Print the line that contains "Give me a plain-text" and every line after it through the last line of the records below, exactly as written and nothing else.

Supplied material:
"""

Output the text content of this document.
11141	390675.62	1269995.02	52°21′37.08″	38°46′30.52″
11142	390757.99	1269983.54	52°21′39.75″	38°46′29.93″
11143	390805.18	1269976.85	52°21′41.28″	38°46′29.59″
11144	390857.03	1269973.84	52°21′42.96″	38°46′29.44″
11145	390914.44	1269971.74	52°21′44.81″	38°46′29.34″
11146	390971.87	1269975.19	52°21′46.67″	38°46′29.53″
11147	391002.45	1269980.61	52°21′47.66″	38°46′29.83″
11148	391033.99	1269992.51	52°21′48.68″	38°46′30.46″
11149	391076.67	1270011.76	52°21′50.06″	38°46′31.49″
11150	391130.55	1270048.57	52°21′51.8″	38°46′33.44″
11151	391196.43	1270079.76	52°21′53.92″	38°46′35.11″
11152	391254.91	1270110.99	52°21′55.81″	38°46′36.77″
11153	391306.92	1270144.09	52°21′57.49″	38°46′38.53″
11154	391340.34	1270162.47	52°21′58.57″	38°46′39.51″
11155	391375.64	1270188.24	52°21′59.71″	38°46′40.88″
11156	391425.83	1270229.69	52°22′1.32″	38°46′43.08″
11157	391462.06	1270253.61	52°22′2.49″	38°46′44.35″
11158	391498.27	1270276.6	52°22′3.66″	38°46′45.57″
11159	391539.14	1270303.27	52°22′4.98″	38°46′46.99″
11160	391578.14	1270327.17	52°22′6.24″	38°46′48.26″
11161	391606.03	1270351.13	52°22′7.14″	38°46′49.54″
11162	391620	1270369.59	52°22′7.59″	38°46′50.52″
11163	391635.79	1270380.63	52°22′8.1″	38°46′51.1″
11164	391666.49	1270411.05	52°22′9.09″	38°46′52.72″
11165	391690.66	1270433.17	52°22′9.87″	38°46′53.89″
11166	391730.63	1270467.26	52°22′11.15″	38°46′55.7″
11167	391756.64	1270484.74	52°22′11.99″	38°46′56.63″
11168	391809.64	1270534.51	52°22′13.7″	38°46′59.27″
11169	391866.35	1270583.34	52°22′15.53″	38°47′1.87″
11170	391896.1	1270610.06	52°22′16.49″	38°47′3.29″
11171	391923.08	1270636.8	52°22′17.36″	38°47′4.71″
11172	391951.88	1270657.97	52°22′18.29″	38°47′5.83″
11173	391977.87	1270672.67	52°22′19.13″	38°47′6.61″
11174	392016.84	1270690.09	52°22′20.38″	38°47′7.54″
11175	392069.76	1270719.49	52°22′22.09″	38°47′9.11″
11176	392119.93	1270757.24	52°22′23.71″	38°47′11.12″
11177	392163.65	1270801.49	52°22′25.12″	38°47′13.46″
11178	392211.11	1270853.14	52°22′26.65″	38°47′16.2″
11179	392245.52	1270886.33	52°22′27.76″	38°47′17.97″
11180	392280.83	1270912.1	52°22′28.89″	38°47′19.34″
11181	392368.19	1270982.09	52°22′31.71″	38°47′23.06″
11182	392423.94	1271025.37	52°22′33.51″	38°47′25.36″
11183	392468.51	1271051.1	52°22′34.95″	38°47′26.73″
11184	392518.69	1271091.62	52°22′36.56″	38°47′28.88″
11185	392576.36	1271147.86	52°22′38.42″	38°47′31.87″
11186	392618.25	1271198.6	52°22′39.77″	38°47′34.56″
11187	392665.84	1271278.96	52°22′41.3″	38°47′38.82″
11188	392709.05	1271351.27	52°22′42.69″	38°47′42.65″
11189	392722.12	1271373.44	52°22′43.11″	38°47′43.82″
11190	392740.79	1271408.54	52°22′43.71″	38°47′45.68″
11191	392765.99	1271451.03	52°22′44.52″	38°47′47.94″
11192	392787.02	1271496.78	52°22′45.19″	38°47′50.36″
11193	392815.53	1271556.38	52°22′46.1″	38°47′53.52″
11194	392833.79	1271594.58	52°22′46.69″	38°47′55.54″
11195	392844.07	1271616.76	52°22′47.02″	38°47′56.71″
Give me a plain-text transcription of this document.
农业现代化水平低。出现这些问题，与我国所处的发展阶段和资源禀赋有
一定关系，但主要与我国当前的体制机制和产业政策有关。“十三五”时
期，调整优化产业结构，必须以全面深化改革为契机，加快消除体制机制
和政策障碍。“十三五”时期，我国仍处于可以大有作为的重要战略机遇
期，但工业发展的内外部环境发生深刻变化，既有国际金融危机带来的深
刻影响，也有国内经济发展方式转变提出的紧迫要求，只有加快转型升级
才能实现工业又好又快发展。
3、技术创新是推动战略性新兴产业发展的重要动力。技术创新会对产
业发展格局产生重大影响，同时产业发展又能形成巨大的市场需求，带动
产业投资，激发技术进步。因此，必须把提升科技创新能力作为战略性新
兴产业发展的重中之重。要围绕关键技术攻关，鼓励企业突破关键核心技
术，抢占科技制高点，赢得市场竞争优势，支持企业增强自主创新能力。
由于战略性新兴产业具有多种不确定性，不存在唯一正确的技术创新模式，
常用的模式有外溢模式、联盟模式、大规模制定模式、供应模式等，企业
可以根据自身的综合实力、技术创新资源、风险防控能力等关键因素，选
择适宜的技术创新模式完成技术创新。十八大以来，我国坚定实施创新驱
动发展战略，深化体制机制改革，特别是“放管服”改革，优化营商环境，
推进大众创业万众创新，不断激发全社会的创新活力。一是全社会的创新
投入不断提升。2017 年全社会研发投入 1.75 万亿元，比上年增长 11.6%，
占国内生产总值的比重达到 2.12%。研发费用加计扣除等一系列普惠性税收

"""

The reply:
Give me a plain-text transcription of this document.
农业现代化水平低。出现这些问题，与我国所处的发展阶段和资源禀赋有
一定关系，但主要与我国当前的体制机制和产业政策有关。“十三五”时
期，调整优化产业结构，必须以全面深化改革为契机，加快消除体制机制
和政策障碍。“十三五”时期，我国仍处于可以大有作为的重要战略机遇
期，但工业发展的内外部环境发生深刻变化，既有国际金融危机带来的深
刻影响，也有国内经济发展方式转变提出的紧迫要求，只有加快转型升级
才能实现工业又好又快发展。
3、技术创新是推动战略性新兴产业发展的重要动力。技术创新会对产
业发展格局产生重大影响，同时产业发展又能形成巨大的市场需求，带动
产业投资，激发技术进步。因此，必须把提升科技创新能力作为战略性新
兴产业发展的重中之重。要围绕关键技术攻关，鼓励企业突破关键核心技
术，抢占科技制高点，赢得市场竞争优势，支持企业增强自主创新能力。
由于战略性新兴产业具有多种不确定性，不存在唯一正确的技术创新模式，
常用的模式有外溢模式、联盟模式、大规模制定模式、供应模式等，企业
可以根据自身的综合实力、技术创新资源、风险防控能力等关键因素，选
择适宜的技术创新模式完成技术创新。十八大以来，我国坚定实施创新驱
动发展战略，深化体制机制改革，特别是“放管服”改革，优化营商环境，
推进大众创业万众创新，不断激发全社会的创新活力。一是全社会的创新
投入不断提升。2017 年全社会研发投入 1.75 万亿元，比上年增长 11.6%，
占国内生产总值的比重达到 2.12%。研发费用加计扣除等一系列普惠性税收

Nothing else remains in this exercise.